Input records =>
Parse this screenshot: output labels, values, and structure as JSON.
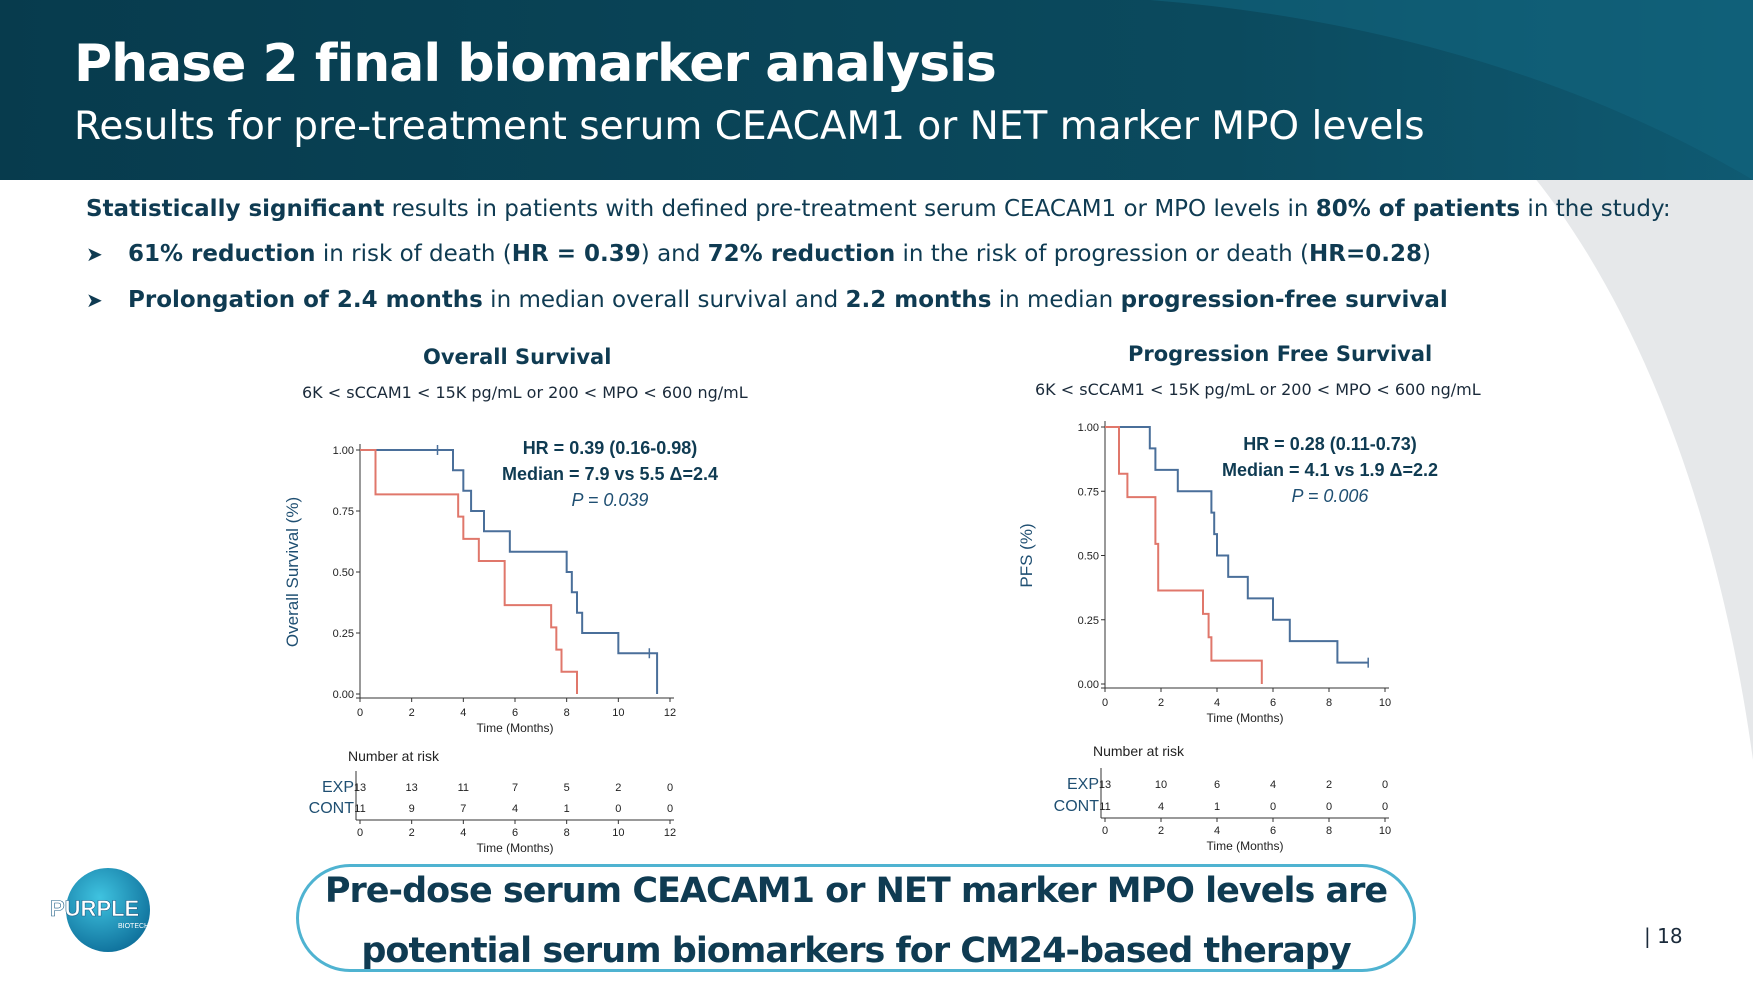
{
  "header": {
    "title": "Phase 2 final biomarker analysis",
    "subtitle": "Results for pre-treatment serum CEACAM1 or NET marker MPO levels"
  },
  "intro": {
    "bold1": "Statistically significant",
    "text1": " results in patients with defined pre-treatment serum CEACAM1 or MPO levels in ",
    "bold2": "80% of patients",
    "text2": " in the study:"
  },
  "bullets": [
    {
      "b1": "61% reduction",
      "t1": " in risk of death (",
      "b2": "HR = 0.39",
      "t2": ") and ",
      "b3": "72% reduction",
      "t3": " in the risk of progression or death (",
      "b4": "HR=0.28",
      "t4": ")"
    },
    {
      "b1": "Prolongation of 2.4 months",
      "t1": " in median overall survival and ",
      "b2": "2.2 months",
      "t2": " in median ",
      "b3": "progression-free survival"
    }
  ],
  "chart_data": [
    {
      "type": "line",
      "title": "Overall Survival",
      "subtitle": "6K < sCCAM1 < 15K pg/mL or 200 < MPO < 600 ng/mL",
      "xlabel": "Time (Months)",
      "ylabel": "Overall Survival (%)",
      "xlim": [
        0,
        12
      ],
      "ylim": [
        0,
        1
      ],
      "xticks": [
        "0",
        "2",
        "4",
        "6",
        "8",
        "10",
        "12"
      ],
      "yticks": [
        "0.00",
        "0.25",
        "0.50",
        "0.75",
        "1.00"
      ],
      "annotation": {
        "hr": "HR = 0.39 (0.16-0.98)",
        "median": "Median = 7.9 vs 5.5 Δ=2.4",
        "p": "P = 0.039"
      },
      "series": [
        {
          "name": "EXP",
          "color": "#4a6f9a",
          "steps": [
            [
              0,
              1.0
            ],
            [
              3.6,
              0.917
            ],
            [
              4.0,
              0.833
            ],
            [
              4.3,
              0.75
            ],
            [
              4.8,
              0.667
            ],
            [
              5.8,
              0.583
            ],
            [
              8.0,
              0.5
            ],
            [
              8.2,
              0.417
            ],
            [
              8.4,
              0.333
            ],
            [
              8.6,
              0.25
            ],
            [
              10.0,
              0.167
            ],
            [
              11.5,
              0.0
            ]
          ],
          "censor": [
            [
              3.0,
              1.0
            ],
            [
              11.2,
              0.167
            ]
          ]
        },
        {
          "name": "CONT",
          "color": "#e0776b",
          "steps": [
            [
              0,
              1.0
            ],
            [
              0.6,
              0.818
            ],
            [
              3.8,
              0.727
            ],
            [
              4.0,
              0.636
            ],
            [
              4.6,
              0.545
            ],
            [
              5.6,
              0.364
            ],
            [
              7.4,
              0.273
            ],
            [
              7.6,
              0.182
            ],
            [
              7.8,
              0.091
            ],
            [
              8.4,
              0.0
            ]
          ],
          "censor": []
        }
      ],
      "risk_table": {
        "title": "Number at risk",
        "times": [
          "0",
          "2",
          "4",
          "6",
          "8",
          "10",
          "12"
        ],
        "rows": [
          {
            "label": "EXP",
            "values": [
              "13",
              "13",
              "11",
              "7",
              "5",
              "2",
              "0"
            ]
          },
          {
            "label": "CONT",
            "values": [
              "11",
              "9",
              "7",
              "4",
              "1",
              "0",
              "0"
            ]
          }
        ],
        "xlabel": "Time (Months)"
      }
    },
    {
      "type": "line",
      "title": "Progression Free Survival",
      "subtitle": "6K < sCCAM1 < 15K pg/mL or 200 < MPO < 600 ng/mL",
      "xlabel": "Time (Months)",
      "ylabel": "PFS (%)",
      "xlim": [
        0,
        10
      ],
      "ylim": [
        0,
        1
      ],
      "xticks": [
        "0",
        "2",
        "4",
        "6",
        "8",
        "10"
      ],
      "yticks": [
        "0.00",
        "0.25",
        "0.50",
        "0.75",
        "1.00"
      ],
      "annotation": {
        "hr": "HR = 0.28 (0.11-0.73)",
        "median": "Median = 4.1 vs 1.9 Δ=2.2",
        "p": "P = 0.006"
      },
      "series": [
        {
          "name": "EXP",
          "color": "#4a6f9a",
          "steps": [
            [
              0,
              1.0
            ],
            [
              1.6,
              0.917
            ],
            [
              1.8,
              0.833
            ],
            [
              2.6,
              0.75
            ],
            [
              3.8,
              0.667
            ],
            [
              3.9,
              0.583
            ],
            [
              4.0,
              0.5
            ],
            [
              4.4,
              0.417
            ],
            [
              5.1,
              0.333
            ],
            [
              6.0,
              0.25
            ],
            [
              6.6,
              0.167
            ],
            [
              8.3,
              0.083
            ],
            [
              9.4,
              0.083
            ]
          ],
          "censor": [
            [
              9.4,
              0.083
            ]
          ]
        },
        {
          "name": "CONT",
          "color": "#e0776b",
          "steps": [
            [
              0,
              1.0
            ],
            [
              0.5,
              0.818
            ],
            [
              0.8,
              0.727
            ],
            [
              1.8,
              0.545
            ],
            [
              1.9,
              0.364
            ],
            [
              3.5,
              0.273
            ],
            [
              3.7,
              0.182
            ],
            [
              3.8,
              0.091
            ],
            [
              5.6,
              0.0
            ]
          ],
          "censor": []
        }
      ],
      "risk_table": {
        "title": "Number at risk",
        "times": [
          "0",
          "2",
          "4",
          "6",
          "8",
          "10"
        ],
        "rows": [
          {
            "label": "EXP",
            "values": [
              "13",
              "10",
              "6",
              "4",
              "2",
              "0"
            ]
          },
          {
            "label": "CONT",
            "values": [
              "11",
              "4",
              "1",
              "0",
              "0",
              "0"
            ]
          }
        ],
        "xlabel": "Time (Months)"
      }
    }
  ],
  "conclusion": {
    "line1": "Pre-dose serum CEACAM1 or NET marker MPO levels are",
    "line2": "potential serum biomarkers for CM24-based therapy"
  },
  "logo": {
    "text": "PURPLE",
    "subtext": "BIOTECH"
  },
  "page_number": "| 18",
  "colors": {
    "header": "#0b4a5e",
    "header_dark": "#0a3a4d",
    "accent": "#4fb3d1",
    "text": "#0f3b52"
  }
}
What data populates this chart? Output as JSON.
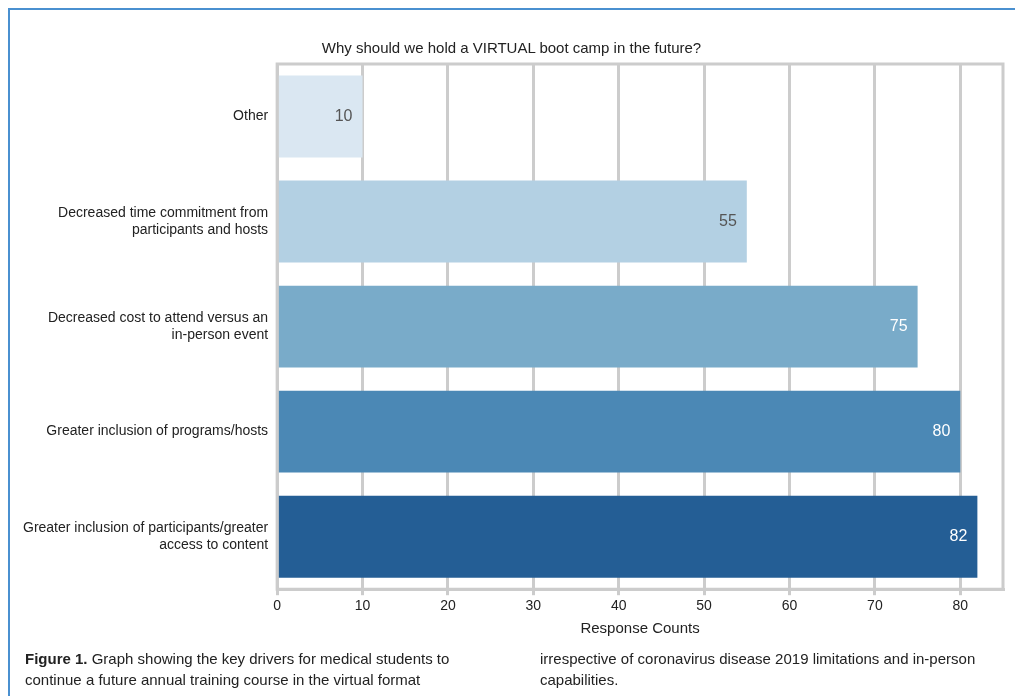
{
  "chart_data": {
    "type": "bar",
    "orientation": "horizontal",
    "title": "Why should we hold a VIRTUAL boot camp in the future?",
    "xlabel": "Response Counts",
    "categories": [
      "Other",
      "Decreased time commitment from participants and hosts",
      "Decreased cost to attend versus an in-person event",
      "Greater inclusion of programs/hosts",
      "Greater inclusion of participants/greater access to content"
    ],
    "values": [
      10,
      55,
      75,
      80,
      82
    ],
    "colors": [
      "#dae7f2",
      "#b3d0e3",
      "#79abc9",
      "#4b88b5",
      "#245e95"
    ],
    "xlim": [
      0,
      85
    ],
    "xticks": [
      0,
      10,
      20,
      30,
      40,
      50,
      60,
      70,
      80
    ],
    "grid": "x",
    "legend": false,
    "data_labels": true,
    "annotations": [
      "Figure 1. Graph showing the key drivers for medical students to continue a future annual training course in the virtual format irrespective of coronavirus disease 2019 limitations and in-person capabilities."
    ]
  }
}
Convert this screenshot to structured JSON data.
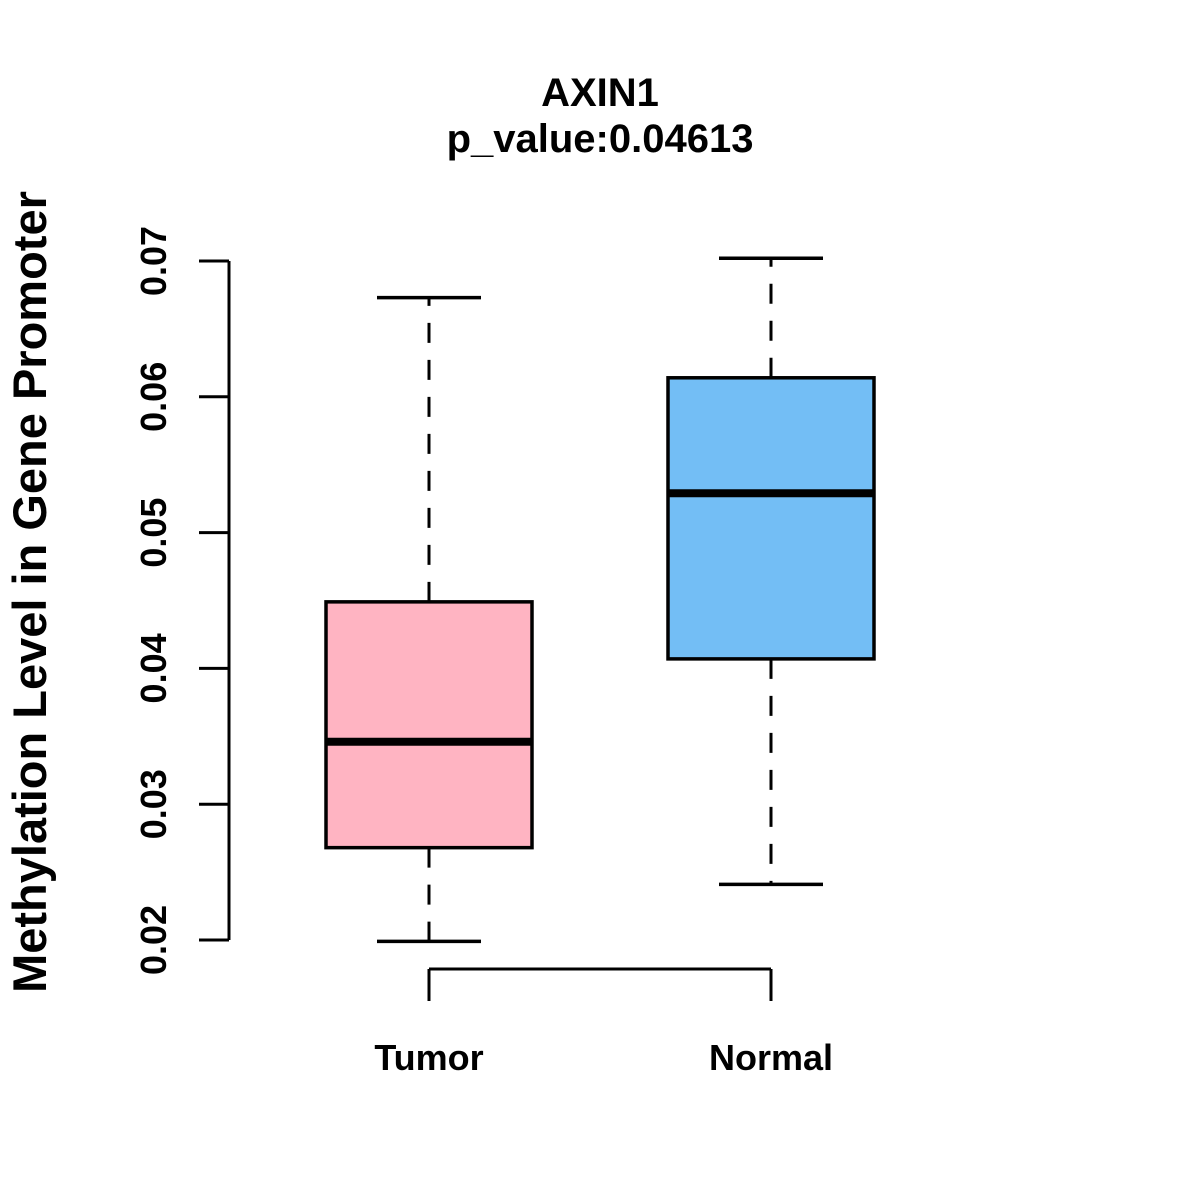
{
  "chart_data": {
    "type": "boxplot",
    "title": "AXIN1",
    "subtitle": "p_value:0.04613",
    "gene": "AXIN1",
    "p_value": 0.04613,
    "ylabel": "Methylation Level in Gene Promoter",
    "ylim": [
      0.02,
      0.07
    ],
    "yticks": [
      0.02,
      0.03,
      0.04,
      0.05,
      0.06,
      0.07
    ],
    "ytick_labels": [
      "0.02",
      "0.03",
      "0.04",
      "0.05",
      "0.06",
      "0.07"
    ],
    "grid": false,
    "legend": "none",
    "whisker_line_style": "dashed",
    "axis_color": "#000000",
    "text_color": "#000000",
    "background_color": "#ffffff",
    "groups": [
      {
        "label": "Tumor",
        "fill": "#ffb4c2",
        "stroke": "#000000",
        "stats": {
          "min": 0.0199,
          "q1": 0.0268,
          "median": 0.0346,
          "q3": 0.0449,
          "max": 0.0673
        }
      },
      {
        "label": "Normal",
        "fill": "#73bef5",
        "stroke": "#000000",
        "stats": {
          "min": 0.0241,
          "q1": 0.0407,
          "median": 0.0529,
          "q3": 0.0614,
          "max": 0.0702
        }
      }
    ]
  }
}
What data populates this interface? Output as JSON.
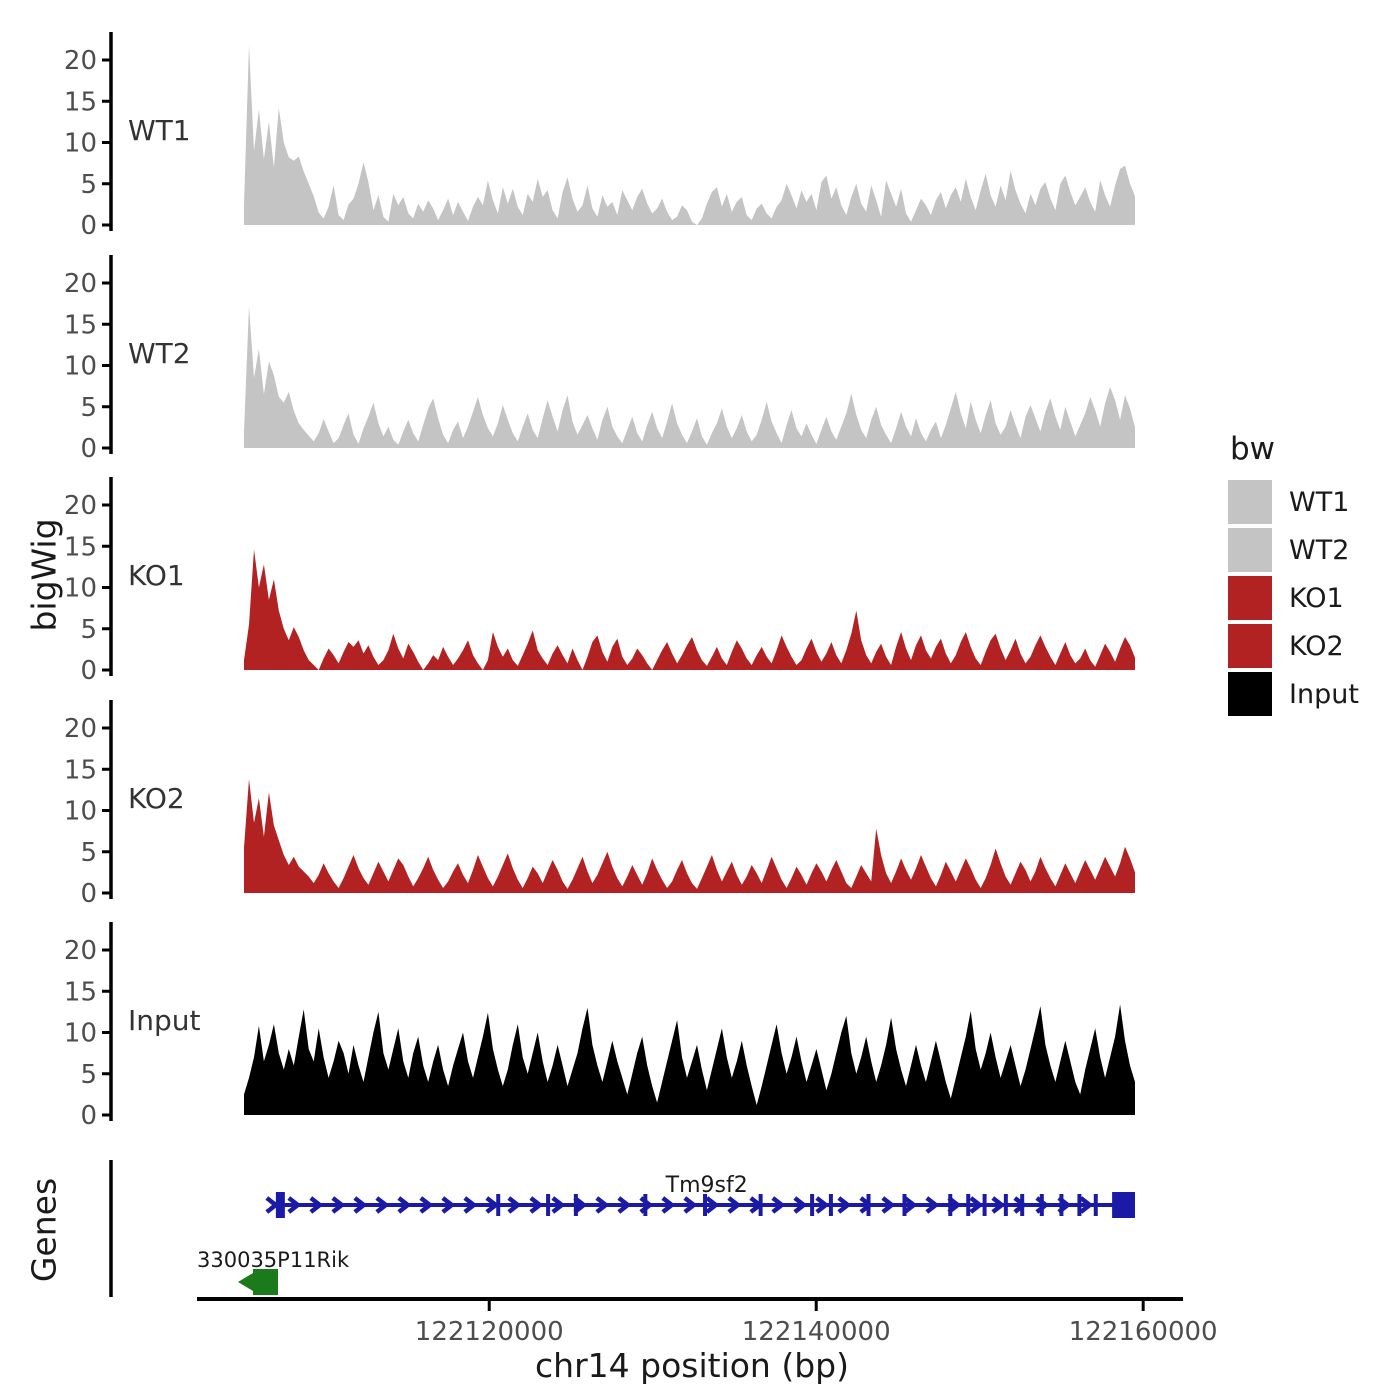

Exercise =>
Copy each line from the data that features the string "What".

Exercise response =>
What data populates this chart? Output as JSON.
What data populates this interface? Output as JSON.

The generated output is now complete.